_Vorliegender Textauszug_
*-*-*
Es kann aber auch sein, dass das Mädchen nicht normal ist und der fremde Junge diese Veränderungen deutlich macht. Er als Mensch erkennt das Unmenschliche in ihr. Entweder hat er das Wissen, sie aufzuklären (er spielt eine Rolle in dieser magischen Welt) oder sie will verhindern, dass er sich aus ihrer neuen Welt entfernt und weiht ihn in das Geheimnis ein. Wieder kommt es zu Konflikten zwischen ihrer und seiner Welt, die Liebe jedoch bleibt bestehen.
*-*-*
_Datenteil_

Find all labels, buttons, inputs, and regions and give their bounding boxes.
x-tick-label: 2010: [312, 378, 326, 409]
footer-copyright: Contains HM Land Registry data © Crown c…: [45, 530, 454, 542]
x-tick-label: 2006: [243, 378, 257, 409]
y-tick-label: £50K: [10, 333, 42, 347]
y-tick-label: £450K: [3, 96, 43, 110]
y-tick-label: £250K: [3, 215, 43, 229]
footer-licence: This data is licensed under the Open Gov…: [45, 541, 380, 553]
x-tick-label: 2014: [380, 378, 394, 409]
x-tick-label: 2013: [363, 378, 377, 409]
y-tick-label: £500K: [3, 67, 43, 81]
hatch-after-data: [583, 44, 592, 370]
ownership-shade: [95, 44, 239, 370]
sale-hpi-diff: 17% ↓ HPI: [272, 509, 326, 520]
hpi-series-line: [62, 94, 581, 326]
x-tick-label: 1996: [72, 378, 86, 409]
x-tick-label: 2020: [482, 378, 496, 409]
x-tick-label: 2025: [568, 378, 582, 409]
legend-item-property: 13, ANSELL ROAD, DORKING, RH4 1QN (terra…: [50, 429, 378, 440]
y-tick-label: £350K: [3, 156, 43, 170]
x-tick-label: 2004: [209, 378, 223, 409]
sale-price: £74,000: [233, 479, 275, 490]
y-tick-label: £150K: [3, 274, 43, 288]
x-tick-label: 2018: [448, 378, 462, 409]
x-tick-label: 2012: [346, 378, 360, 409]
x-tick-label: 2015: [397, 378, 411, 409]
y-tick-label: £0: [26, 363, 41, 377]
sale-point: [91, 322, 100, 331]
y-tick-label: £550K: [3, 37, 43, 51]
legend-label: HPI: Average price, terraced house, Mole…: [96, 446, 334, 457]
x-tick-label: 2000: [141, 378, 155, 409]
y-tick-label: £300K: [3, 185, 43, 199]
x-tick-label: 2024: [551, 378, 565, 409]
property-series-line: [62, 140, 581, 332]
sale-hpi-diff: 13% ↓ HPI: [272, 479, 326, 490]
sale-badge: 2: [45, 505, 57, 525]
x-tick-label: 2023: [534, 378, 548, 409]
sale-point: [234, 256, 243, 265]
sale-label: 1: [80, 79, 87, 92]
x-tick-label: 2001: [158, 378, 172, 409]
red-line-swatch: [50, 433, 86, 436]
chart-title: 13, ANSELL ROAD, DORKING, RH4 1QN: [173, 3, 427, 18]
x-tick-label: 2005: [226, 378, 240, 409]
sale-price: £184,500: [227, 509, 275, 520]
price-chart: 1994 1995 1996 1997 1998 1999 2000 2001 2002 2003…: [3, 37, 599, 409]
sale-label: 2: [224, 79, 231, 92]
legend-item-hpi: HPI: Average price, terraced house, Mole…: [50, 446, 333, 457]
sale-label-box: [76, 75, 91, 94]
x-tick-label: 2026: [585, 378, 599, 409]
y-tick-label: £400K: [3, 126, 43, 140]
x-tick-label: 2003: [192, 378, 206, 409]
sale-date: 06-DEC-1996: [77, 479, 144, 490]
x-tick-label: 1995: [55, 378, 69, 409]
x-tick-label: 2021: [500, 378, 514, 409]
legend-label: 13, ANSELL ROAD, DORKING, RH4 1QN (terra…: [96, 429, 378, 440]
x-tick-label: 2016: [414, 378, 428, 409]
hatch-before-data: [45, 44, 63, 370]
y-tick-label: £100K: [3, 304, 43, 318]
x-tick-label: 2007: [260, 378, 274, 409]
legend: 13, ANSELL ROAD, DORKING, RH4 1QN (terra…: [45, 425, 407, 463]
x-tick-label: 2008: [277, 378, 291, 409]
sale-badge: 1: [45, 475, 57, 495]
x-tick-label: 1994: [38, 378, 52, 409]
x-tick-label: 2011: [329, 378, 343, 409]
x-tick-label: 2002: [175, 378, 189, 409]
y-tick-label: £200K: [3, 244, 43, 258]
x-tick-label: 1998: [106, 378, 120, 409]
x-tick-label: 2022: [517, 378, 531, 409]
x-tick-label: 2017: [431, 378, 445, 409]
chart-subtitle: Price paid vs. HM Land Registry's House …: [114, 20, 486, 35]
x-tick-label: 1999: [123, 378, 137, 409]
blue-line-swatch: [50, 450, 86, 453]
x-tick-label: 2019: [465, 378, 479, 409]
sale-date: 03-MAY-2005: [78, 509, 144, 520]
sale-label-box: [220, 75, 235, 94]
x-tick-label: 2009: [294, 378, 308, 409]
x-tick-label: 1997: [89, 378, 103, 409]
*-*-*
_Ziel 1_
Was erkennt der fremde Junge laut dem vorliegenden Textauszug im Mädchen?
_Ziel 2_
Übersetzen Sie den Satz „Wieder kommt es zu Konflikten zwischen ihrer und seiner Welt, die Liebe jedoch bleibt bestehen.“ aus dem vorliegenden Textauszug ins Englische.

_Endergebnis 1_
Er erkennt als Mensch das Unmenschliche in ihr.

_Endergebnis 2_
Once again, conflicts arise between her world and his, but the love endures.